EXERCISE PROMPT: Check every line of the data below for the string "JSON", and copy the ones that hold it.

+++++

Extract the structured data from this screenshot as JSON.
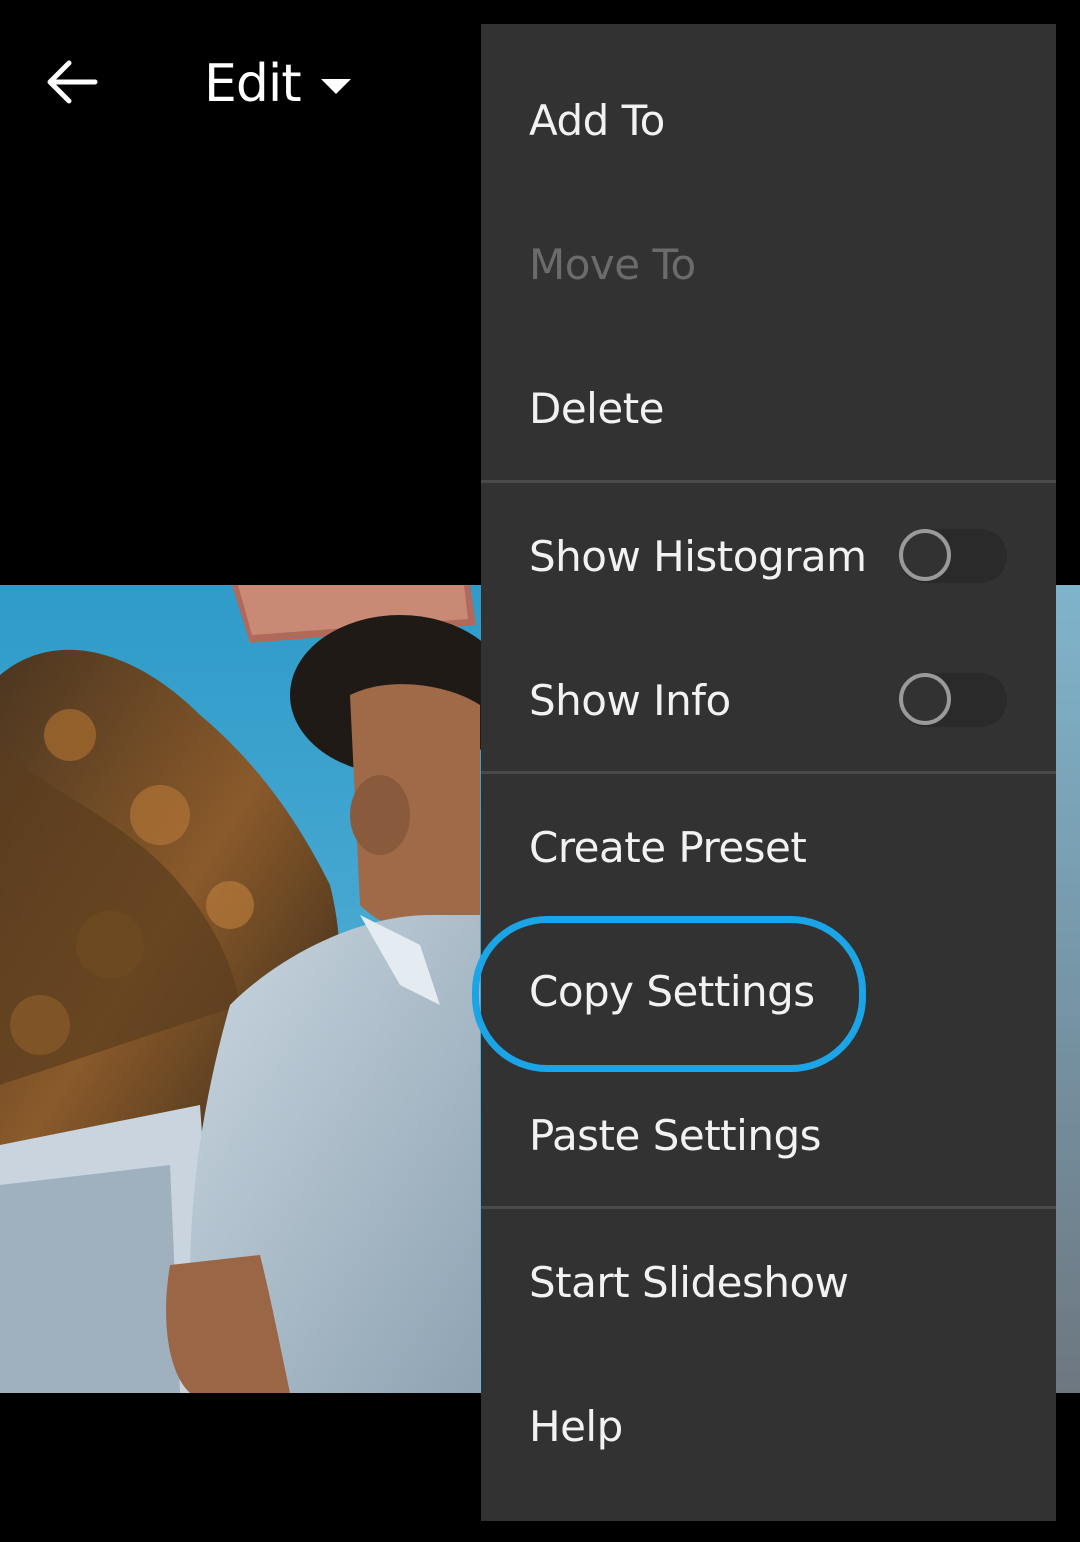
{
  "header": {
    "mode_label": "Edit",
    "back_icon": "arrow-left-icon",
    "caret_icon": "caret-down-icon"
  },
  "menu": {
    "items": [
      {
        "label": "Add To",
        "enabled": true
      },
      {
        "label": "Move To",
        "enabled": false
      },
      {
        "label": "Delete",
        "enabled": true
      },
      {
        "label": "Show Histogram",
        "toggle": false
      },
      {
        "label": "Show Info",
        "toggle": false
      },
      {
        "label": "Create Preset",
        "enabled": true
      },
      {
        "label": "Copy Settings",
        "enabled": true,
        "highlighted": true
      },
      {
        "label": "Paste Settings",
        "enabled": true
      },
      {
        "label": "Start Slideshow",
        "enabled": true
      },
      {
        "label": "Help",
        "enabled": true
      }
    ]
  },
  "colors": {
    "menu_background": "#323232",
    "text": "#f2f2f2",
    "disabled_text": "#6b6b6b",
    "highlight_ring": "#1ba4e6"
  }
}
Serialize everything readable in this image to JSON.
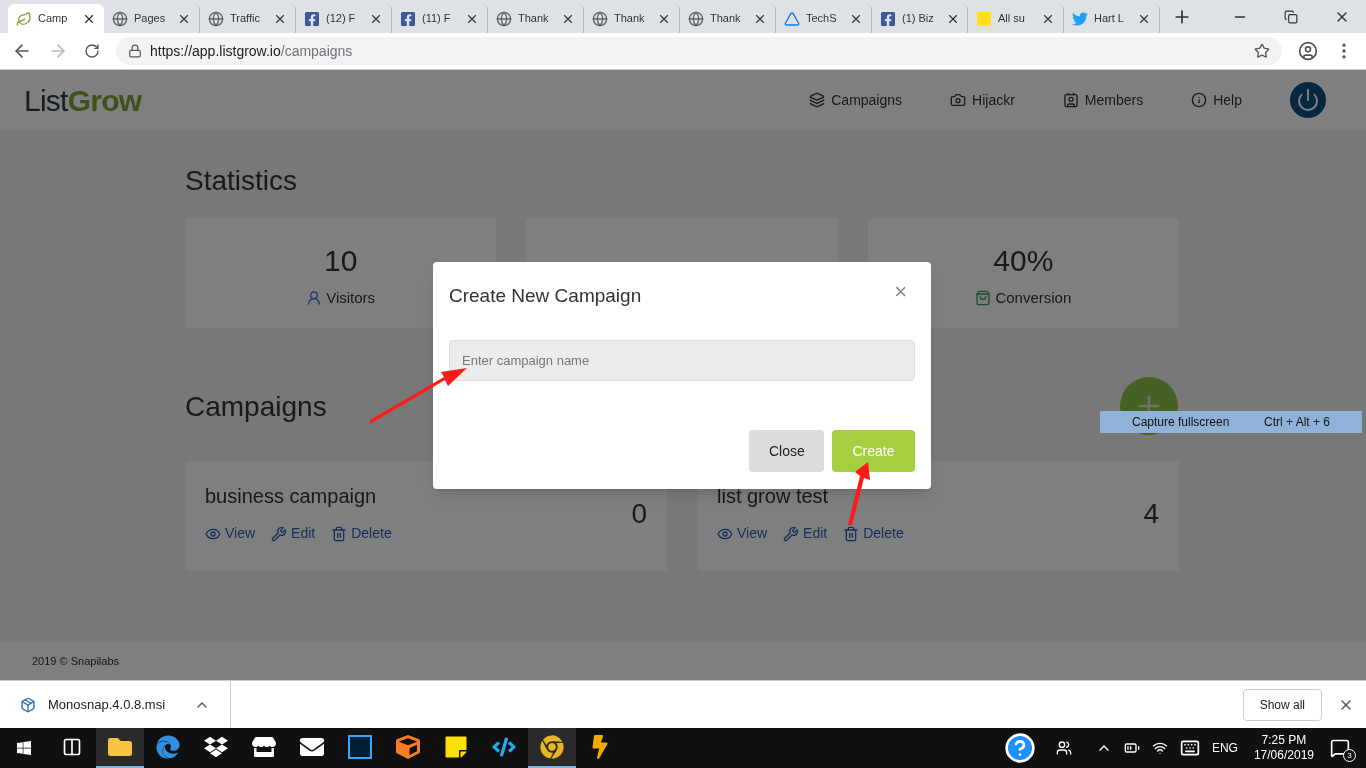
{
  "browser": {
    "tabs": [
      {
        "title": "Camp",
        "kind": "leaf",
        "selected": true
      },
      {
        "title": "Pages",
        "kind": "globe",
        "selected": false
      },
      {
        "title": "Traffic",
        "kind": "globe",
        "selected": false
      },
      {
        "title": "(12) F",
        "kind": "facebook",
        "selected": false
      },
      {
        "title": "(11) F",
        "kind": "facebook",
        "selected": false
      },
      {
        "title": "Thank",
        "kind": "globe",
        "selected": false
      },
      {
        "title": "Thank",
        "kind": "globe",
        "selected": false
      },
      {
        "title": "Thank",
        "kind": "globe",
        "selected": false
      },
      {
        "title": "TechS",
        "kind": "triangle",
        "selected": false
      },
      {
        "title": "(1) Biz",
        "kind": "facebook",
        "selected": false
      },
      {
        "title": "All su",
        "kind": "mailchimp",
        "selected": false
      },
      {
        "title": "Hart L",
        "kind": "twitter",
        "selected": false
      }
    ],
    "url": {
      "host": "https://app.listgrow.io",
      "path": "/campaigns"
    }
  },
  "header": {
    "logo": {
      "first": "List",
      "second": "Grow"
    },
    "nav": [
      {
        "label": "Campaigns",
        "kind": "stack"
      },
      {
        "label": "Hijackr",
        "kind": "camera"
      },
      {
        "label": "Members",
        "kind": "card"
      },
      {
        "label": "Help",
        "kind": "info"
      }
    ]
  },
  "statistics": {
    "title": "Statistics",
    "cards": [
      {
        "value": "10",
        "label": "Visitors",
        "kind": "user"
      },
      {
        "kind": "covered"
      },
      {
        "value": "40%",
        "label": "Conversion",
        "kind": "bag"
      }
    ]
  },
  "campaigns": {
    "title": "Campaigns",
    "items": [
      {
        "name": "business campaign",
        "count": "0",
        "actions": [
          "View",
          "Edit",
          "Delete"
        ]
      },
      {
        "name": "list grow test",
        "count": "4",
        "actions": [
          "View",
          "Edit",
          "Delete"
        ]
      }
    ]
  },
  "footer": "2019 © Snapilabs",
  "modal": {
    "title": "Create New Campaign",
    "close": "×",
    "placeholder": "Enter campaign name",
    "buttons": [
      {
        "label": "Close",
        "kind": "secondary"
      },
      {
        "label": "Create",
        "kind": "primary"
      }
    ]
  },
  "tooltip": {
    "label": "Capture fullscreen",
    "shortcut": "Ctrl + Alt + 6"
  },
  "downloads": {
    "file": "Monosnap.4.0.8.msi",
    "show_all": "Show all"
  },
  "taskbar": {
    "apps": [
      {
        "kind": "taskview",
        "active": false
      },
      {
        "kind": "folder",
        "active": true
      },
      {
        "kind": "edge",
        "active": false
      },
      {
        "kind": "dropbox",
        "active": false
      },
      {
        "kind": "store",
        "active": false
      },
      {
        "kind": "mail",
        "active": false
      },
      {
        "kind": "photoshop",
        "active": false
      },
      {
        "kind": "xampp",
        "active": false
      },
      {
        "kind": "sticky",
        "active": false
      },
      {
        "kind": "code",
        "active": false
      },
      {
        "kind": "chrome",
        "active": true
      },
      {
        "kind": "bolt",
        "active": false
      }
    ],
    "lang": "ENG",
    "time": "7:25 PM",
    "date": "17/06/2019",
    "notifications": "3"
  }
}
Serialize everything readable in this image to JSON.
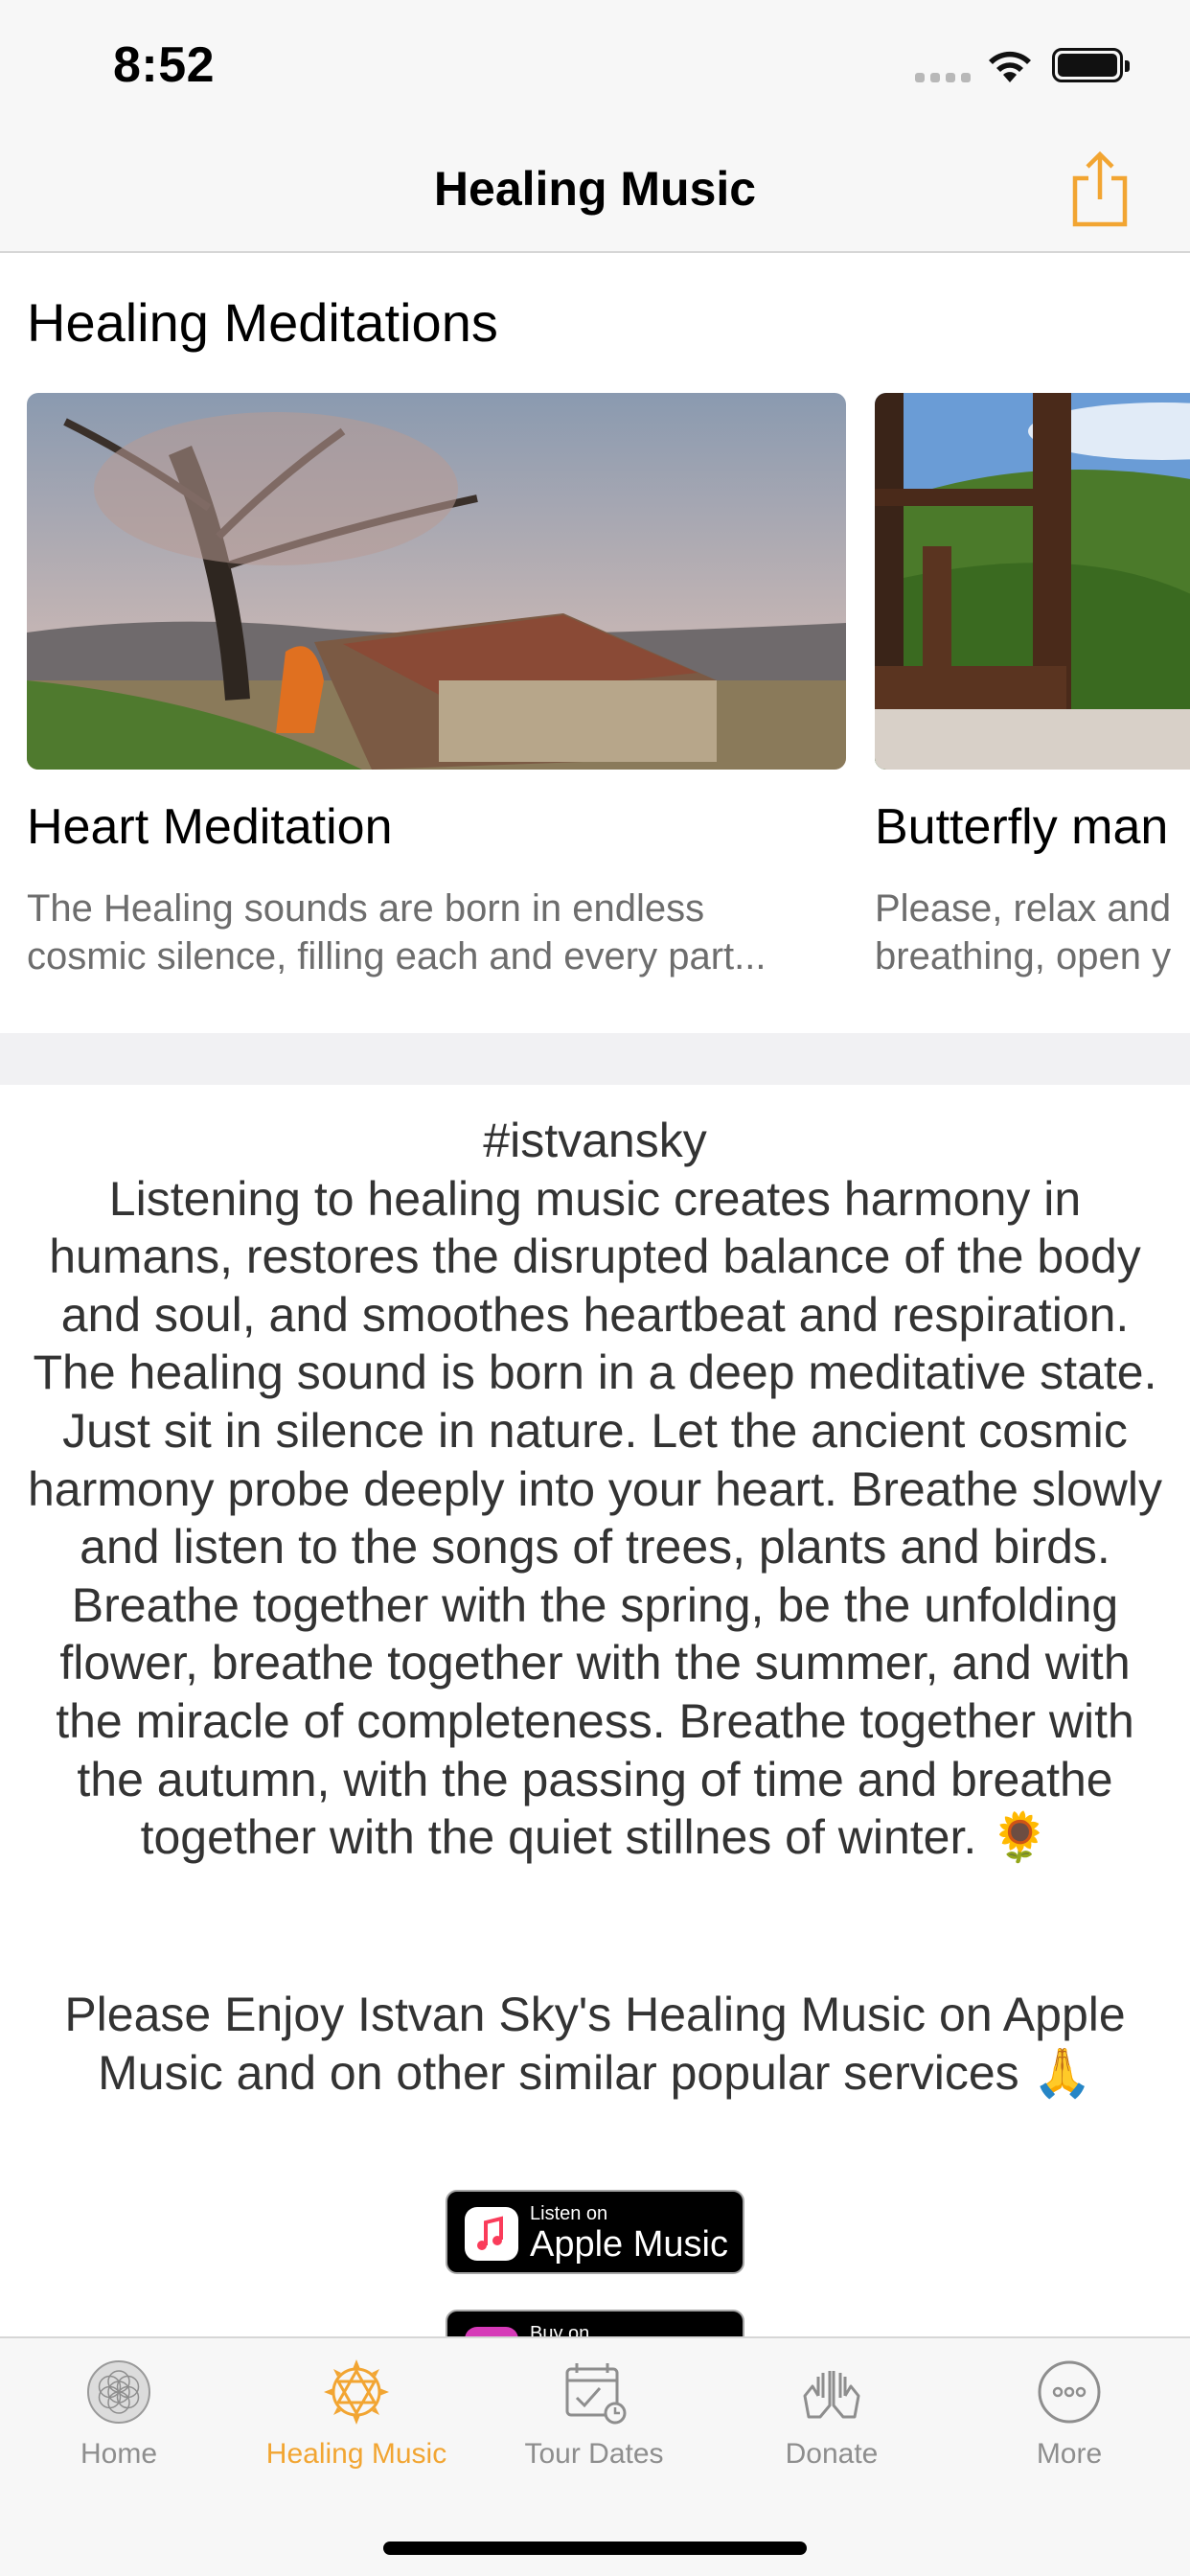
{
  "status_bar": {
    "time": "8:52"
  },
  "nav": {
    "title": "Healing Music",
    "share_icon": "share-icon",
    "accent": "#f2a532"
  },
  "section": {
    "title": "Healing Meditations"
  },
  "carousel": {
    "items": [
      {
        "title": "Heart Meditation",
        "description": "The Healing sounds are born in endless cosmic silence, filling each and every part..."
      },
      {
        "title": "Butterfly man",
        "description": "Please, relax and breathing, open y"
      }
    ]
  },
  "body": {
    "hashtag": "#istvansky",
    "paragraph": "Listening to healing music creates harmony in humans, restores the disrupted balance of the body and soul, and smoothes heartbeat and respiration. The healing sound is born in a deep meditative state. Just sit in silence in nature. Let the ancient cosmic harmony probe deeply into your heart. Breathe slowly and listen to the songs of trees, plants and birds. Breathe together with the spring, be the unfolding flower, breathe together with the summer, and with the miracle of completeness. Breathe together with the autumn, with the passing of time and breathe together with the quiet stillnes of winter. 🌻",
    "enjoy": "Please Enjoy Istvan Sky's Healing Music on Apple Music and on other similar popular services 🙏"
  },
  "badges": {
    "apple_music": {
      "small": "Listen on",
      "big": "Apple Music"
    },
    "itunes": {
      "small": "Buy on"
    }
  },
  "tabs": [
    {
      "label": "Home",
      "icon": "flower-of-life-icon",
      "active": false
    },
    {
      "label": "Healing Music",
      "icon": "star-of-david-icon",
      "active": true
    },
    {
      "label": "Tour Dates",
      "icon": "calendar-icon",
      "active": false
    },
    {
      "label": "Donate",
      "icon": "praying-hands-icon",
      "active": false
    },
    {
      "label": "More",
      "icon": "more-icon",
      "active": false
    }
  ]
}
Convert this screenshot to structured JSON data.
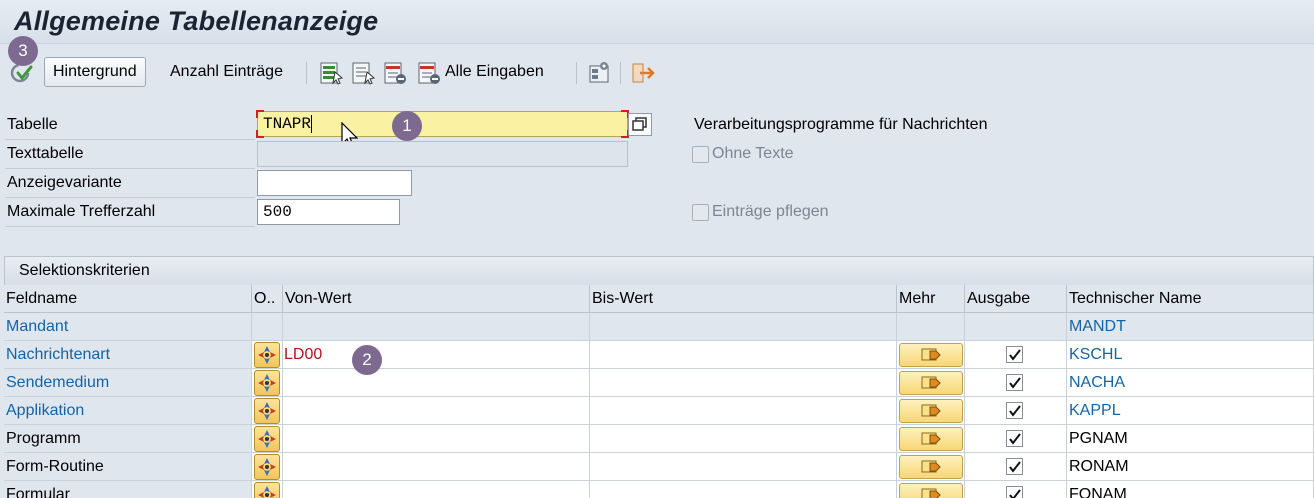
{
  "title": "Allgemeine Tabellenanzeige",
  "toolbar": {
    "execute_icon": "execute-check-icon",
    "background_label": "Hintergrund",
    "count_label": "Anzahl Einträge",
    "all_entries_label": "Alle Eingaben"
  },
  "form": {
    "table_label": "Tabelle",
    "table_value": "TNAPR",
    "table_description": "Verarbeitungsprogramme für Nachrichten",
    "texttable_label": "Texttabelle",
    "texttable_value": "",
    "variant_label": "Anzeigevariante",
    "variant_value": "",
    "max_hits_label": "Maximale Trefferzahl",
    "max_hits_value": "500",
    "no_texts_label": "Ohne Texte",
    "maintain_label": "Einträge pflegen"
  },
  "badges": [
    "1",
    "2",
    "3"
  ],
  "selection": {
    "title": "Selektionskriterien",
    "columns": [
      "Feldname",
      "O..",
      "Von-Wert",
      "Bis-Wert",
      "Mehr",
      "Ausgabe",
      "Technischer Name"
    ],
    "rows": [
      {
        "field": "Mandant",
        "from": "",
        "to": "",
        "tech": "MANDT",
        "link": true,
        "editable": false,
        "output": false
      },
      {
        "field": "Nachrichtenart",
        "from": "LD00",
        "to": "",
        "tech": "KSCHL",
        "link": true,
        "editable": true,
        "output": true
      },
      {
        "field": "Sendemedium",
        "from": "",
        "to": "",
        "tech": "NACHA",
        "link": true,
        "editable": true,
        "output": true
      },
      {
        "field": "Applikation",
        "from": "",
        "to": "",
        "tech": "KAPPL",
        "link": true,
        "editable": true,
        "output": true
      },
      {
        "field": "Programm",
        "from": "",
        "to": "",
        "tech": "PGNAM",
        "link": false,
        "editable": true,
        "output": true
      },
      {
        "field": "Form-Routine",
        "from": "",
        "to": "",
        "tech": "RONAM",
        "link": false,
        "editable": true,
        "output": true
      },
      {
        "field": "Formular",
        "from": "",
        "to": "",
        "tech": "FONAM",
        "link": false,
        "editable": true,
        "output": true
      }
    ]
  },
  "colors": {
    "link": "#1464a5",
    "value_red": "#b5121b",
    "badge": "#7e6a90",
    "focus_field": "#fbf1a3"
  }
}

+++++

COMPLETE ANSWER:
Extract the structured data from this screenshot as JSON.
Serialize everything readable in this image to JSON.
Serialize everything readable in this image to JSON.
Convert this screenshot to structured JSON data.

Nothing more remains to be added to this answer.